Say how many lines in the data below contain the word "sorted", and give no other text.
=== Rows ===
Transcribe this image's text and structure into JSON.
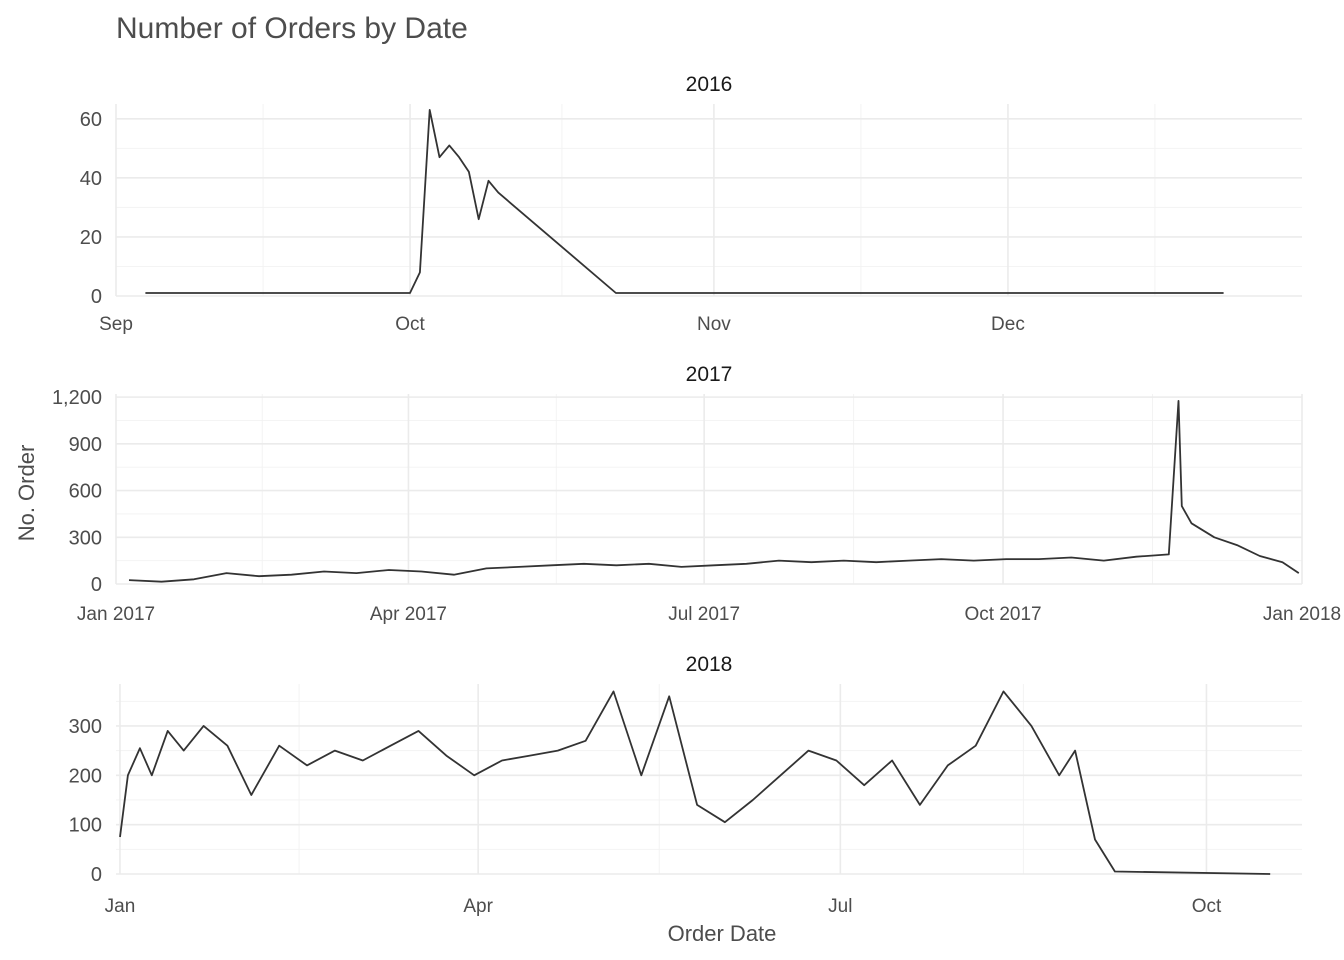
{
  "chart_data": {
    "type": "line",
    "title": "Number of Orders by Date",
    "xlabel": "Order Date",
    "ylabel": "No. Order",
    "grid": true,
    "legend": "none",
    "line_color": "#333333",
    "panels": [
      {
        "strip": "2016",
        "xlim": [
          "2016-09-01",
          "2016-12-31"
        ],
        "ylim": [
          0,
          65
        ],
        "y_ticks": [
          0,
          20,
          40,
          60
        ],
        "y_tick_labels": [
          "0",
          "20",
          "40",
          "60"
        ],
        "x_ticks": [
          "2016-09-01",
          "2016-10-01",
          "2016-11-01",
          "2016-12-01"
        ],
        "x_tick_labels": [
          "Sep",
          "Oct",
          "Nov",
          "Dec"
        ],
        "x": [
          "2016-09-04",
          "2016-10-01",
          "2016-10-02",
          "2016-10-03",
          "2016-10-04",
          "2016-10-05",
          "2016-10-06",
          "2016-10-07",
          "2016-10-08",
          "2016-10-09",
          "2016-10-10",
          "2016-10-22",
          "2016-12-23"
        ],
        "y": [
          1,
          1,
          8,
          63,
          47,
          51,
          47,
          42,
          26,
          39,
          35,
          1,
          1
        ]
      },
      {
        "strip": "2017",
        "xlim": [
          "2017-01-01",
          "2018-01-01"
        ],
        "ylim": [
          0,
          1220
        ],
        "y_ticks": [
          0,
          300,
          600,
          900,
          1200
        ],
        "y_tick_labels": [
          "0",
          "300",
          "600",
          "900",
          "1,200"
        ],
        "x_ticks": [
          "2017-01-01",
          "2017-04-01",
          "2017-07-01",
          "2017-10-01",
          "2018-01-01"
        ],
        "x_tick_labels": [
          "Jan 2017",
          "Apr 2017",
          "Jul 2017",
          "Oct 2017",
          "Jan 2018"
        ],
        "x": [
          "2017-01-05",
          "2017-01-15",
          "2017-01-25",
          "2017-02-04",
          "2017-02-14",
          "2017-02-24",
          "2017-03-06",
          "2017-03-16",
          "2017-03-26",
          "2017-04-05",
          "2017-04-15",
          "2017-04-25",
          "2017-05-05",
          "2017-05-15",
          "2017-05-25",
          "2017-06-04",
          "2017-06-14",
          "2017-06-24",
          "2017-07-04",
          "2017-07-14",
          "2017-07-24",
          "2017-08-03",
          "2017-08-13",
          "2017-08-23",
          "2017-09-02",
          "2017-09-12",
          "2017-09-22",
          "2017-10-02",
          "2017-10-12",
          "2017-10-22",
          "2017-11-01",
          "2017-11-11",
          "2017-11-21",
          "2017-11-24",
          "2017-11-25",
          "2017-11-28",
          "2017-12-05",
          "2017-12-12",
          "2017-12-19",
          "2017-12-26",
          "2017-12-31"
        ],
        "y": [
          25,
          15,
          30,
          70,
          50,
          60,
          80,
          70,
          90,
          80,
          60,
          100,
          110,
          120,
          130,
          120,
          130,
          110,
          120,
          130,
          150,
          140,
          150,
          140,
          150,
          160,
          150,
          160,
          160,
          170,
          150,
          175,
          190,
          1176,
          500,
          390,
          300,
          250,
          180,
          140,
          70
        ]
      },
      {
        "strip": "2018",
        "xlim": [
          "2017-12-31",
          "2018-10-25"
        ],
        "ylim": [
          0,
          385
        ],
        "y_ticks": [
          0,
          100,
          200,
          300
        ],
        "y_tick_labels": [
          "0",
          "100",
          "200",
          "300"
        ],
        "x_ticks": [
          "2018-01-01",
          "2018-04-01",
          "2018-07-01",
          "2018-10-01"
        ],
        "x_tick_labels": [
          "Jan",
          "Apr",
          "Jul",
          "Oct"
        ],
        "x": [
          "2018-01-01",
          "2018-01-03",
          "2018-01-06",
          "2018-01-09",
          "2018-01-13",
          "2018-01-17",
          "2018-01-22",
          "2018-01-28",
          "2018-02-03",
          "2018-02-10",
          "2018-02-17",
          "2018-02-24",
          "2018-03-03",
          "2018-03-10",
          "2018-03-17",
          "2018-03-24",
          "2018-03-31",
          "2018-04-07",
          "2018-04-14",
          "2018-04-21",
          "2018-04-28",
          "2018-05-05",
          "2018-05-12",
          "2018-05-19",
          "2018-05-26",
          "2018-06-02",
          "2018-06-09",
          "2018-06-16",
          "2018-06-23",
          "2018-06-30",
          "2018-07-07",
          "2018-07-14",
          "2018-07-21",
          "2018-07-28",
          "2018-08-04",
          "2018-08-11",
          "2018-08-18",
          "2018-08-25",
          "2018-08-29",
          "2018-09-03",
          "2018-09-08",
          "2018-10-17"
        ],
        "y": [
          75,
          200,
          255,
          200,
          290,
          250,
          300,
          260,
          160,
          260,
          220,
          250,
          230,
          260,
          290,
          240,
          200,
          230,
          240,
          250,
          270,
          370,
          200,
          360,
          140,
          105,
          150,
          200,
          250,
          230,
          180,
          230,
          140,
          220,
          260,
          370,
          300,
          200,
          250,
          70,
          5,
          0
        ]
      }
    ]
  }
}
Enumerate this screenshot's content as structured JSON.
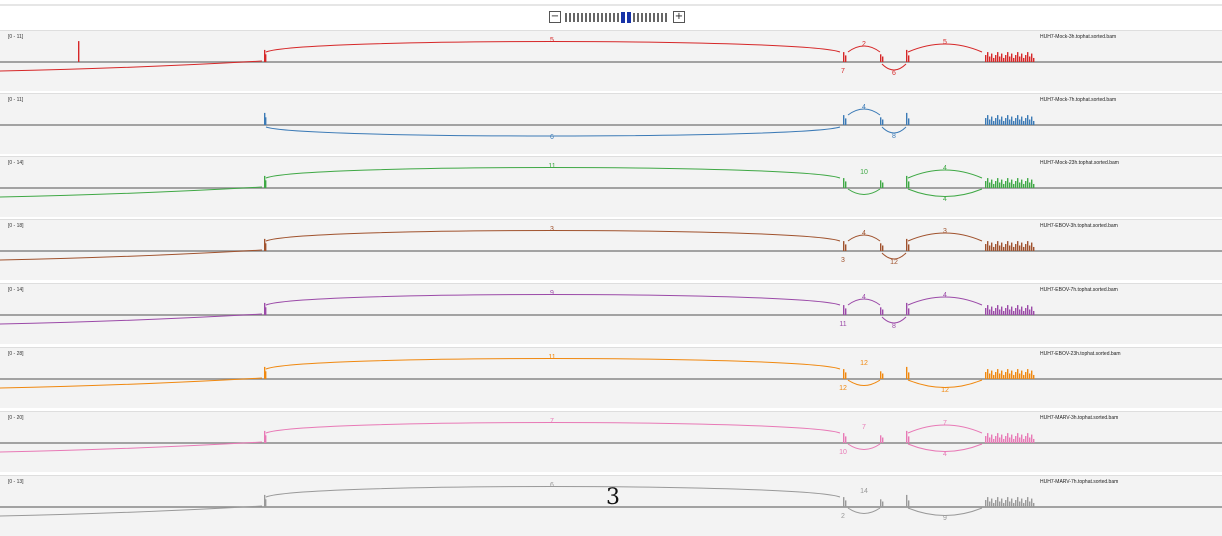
{
  "zoom": {
    "minus_label": "−",
    "plus_label": "+",
    "tick_count": 25,
    "selected_ticks": [
      14,
      15
    ]
  },
  "overlay_label": "3",
  "tracks": [
    {
      "name": "HUH7-Mock-3h.tophat.sorted.bam",
      "range": "[0 - 11]",
      "color": "#d62728",
      "j_left": "5",
      "j_mid_a": "2",
      "j_mid_b": "6",
      "j_right": "5",
      "j_below": "7",
      "long_above": true,
      "left_down": false,
      "mid_below": true
    },
    {
      "name": "HUH7-Mock-7h.tophat.sorted.bam",
      "range": "[0 - 11]",
      "color": "#3b7ab6",
      "j_left": "6",
      "j_mid_a": "4",
      "j_mid_b": "8",
      "j_right": "",
      "j_below": "",
      "long_above": false,
      "left_down": false,
      "mid_below": true
    },
    {
      "name": "HUH7-Mock-23h.tophat.sorted.bam",
      "range": "[0 - 14]",
      "color": "#3fa845",
      "j_left": "11",
      "j_mid_a": "10",
      "j_mid_b": "4",
      "j_right": "4",
      "j_below": "",
      "long_above": true,
      "left_down": true,
      "mid_below": false
    },
    {
      "name": "HUH7-EBOV-3h.tophat.sorted.bam",
      "range": "[0 - 18]",
      "color": "#a0522d",
      "j_left": "3",
      "j_mid_a": "4",
      "j_mid_b": "12",
      "j_right": "3",
      "j_below": "3",
      "long_above": true,
      "left_down": true,
      "mid_below": true
    },
    {
      "name": "HUH7-EBOV-7h.tophat.sorted.bam",
      "range": "[0 - 14]",
      "color": "#9b4aa8",
      "j_left": "9",
      "j_mid_a": "4",
      "j_mid_b": "8",
      "j_right": "4",
      "j_below": "11",
      "long_above": true,
      "left_down": true,
      "mid_below": true
    },
    {
      "name": "HUH7-EBOV-23h.tophat.sorted.bam",
      "range": "[0 - 28]",
      "color": "#f0880f",
      "j_left": "11",
      "j_mid_a": "12",
      "j_mid_b": "12",
      "j_right": "",
      "j_below": "12",
      "long_above": true,
      "left_down": true,
      "mid_below": false
    },
    {
      "name": "HUH7-MARV-3h.tophat.sorted.bam",
      "range": "[0 - 20]",
      "color": "#e879b6",
      "j_left": "7",
      "j_mid_a": "7",
      "j_mid_b": "4",
      "j_right": "7",
      "j_below": "10",
      "long_above": true,
      "left_down": true,
      "mid_below": false
    },
    {
      "name": "HUH7-MARV-7h.tophat.sorted.bam",
      "range": "[0 - 13]",
      "color": "#999999",
      "j_left": "6",
      "j_mid_a": "14",
      "j_mid_b": "9",
      "j_right": "",
      "j_below": "2",
      "long_above": true,
      "left_down": true,
      "mid_below": false
    }
  ]
}
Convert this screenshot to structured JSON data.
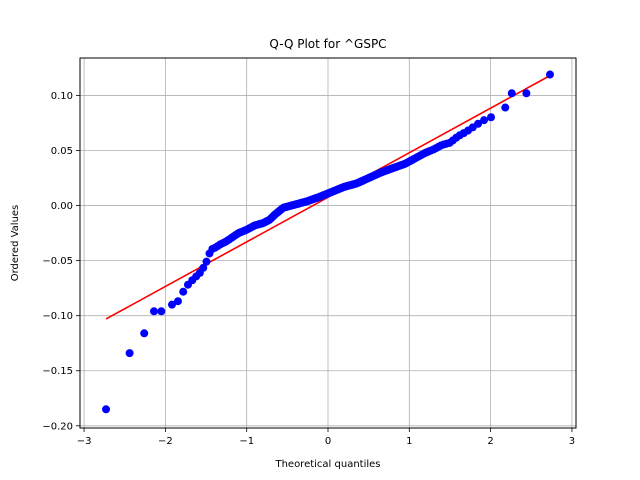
===
● **Exercise answer**
8